SUPPLIED PASSAGE:
BY EDGAR TRANSMISSION

 

Division of Corporation Finance

Securities and Exchange Commission

100 F Street N.E.

Washington, D.C.  20549

Attention:  Russell Mancuso

Re:      Woodward, Inc.
Form 10-K for the Fiscal Year Ended September 30, 2013
Filed November 14, 2013

Response dated May 1, 2014

Form 10-Q for the Fiscal Quarter Ended March 31, 2014

Filed April 23, 2014
File No. 000-08408

Ladies and Gentlemen:

Set forth below are the responses of Woodward, Inc. (“Woodward,” the “Company,” “we,” “us,” or “our”) to the comments of the staff of the Division of Corporation Finance (the “Staff”), contained in your letter dated May  30, 2014, with respect to the Annual Report on Form 10-K for the fiscal year ended September 30, 2013, filed November 14, 2013 and the Form 10-Q for the fiscal quarter ended March 31, 2014, filed April 23, 2014.  For your reference, we have repeated below in italics the Staff’s comments immediately prior to the responses.

Form 10-K for the Fiscal Year Ended September 30, 2013

1.  We will continue our review of your response to prior comment 5 after you file the amendment mentioned in that response.

SUPPLIED INFORMATION:
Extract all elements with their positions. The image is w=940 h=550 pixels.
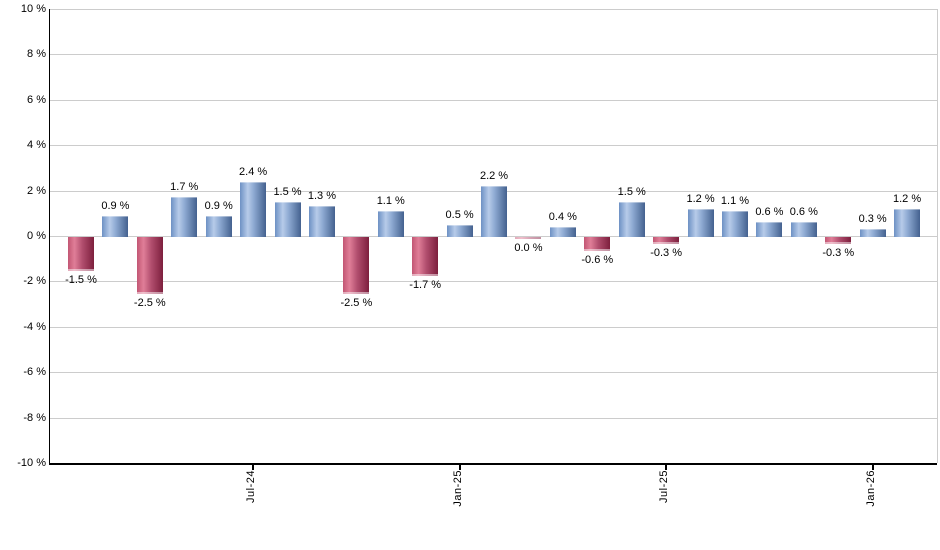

WHAT THE EXERCISE ASKS: Quote the stretch of the Woodward response letter from "Set forth below" through "in that response.", keeping every word and mark as it appears.

WRITTEN SOLUTION:
Set forth below are the responses of Woodward, Inc. (“Woodward,” the “Company,” “we,” “us,” or “our”) to the comments of the staff of the Division of Corporation Finance (the “Staff”), contained in your letter dated May  30, 2014, with respect to the Annual Report on Form 10-K for the fiscal year ended September 30, 2013, filed November 14, 2013 and the Form 10-Q for the fiscal quarter ended March 31, 2014, filed April 23, 2014.  For your reference, we have repeated below in italics the Staff’s comments immediately prior to the responses.

Form 10-K for the Fiscal Year Ended September 30, 2013

1.  We will continue our review of your response to prior comment 5 after you file the amendment mentioned in that response.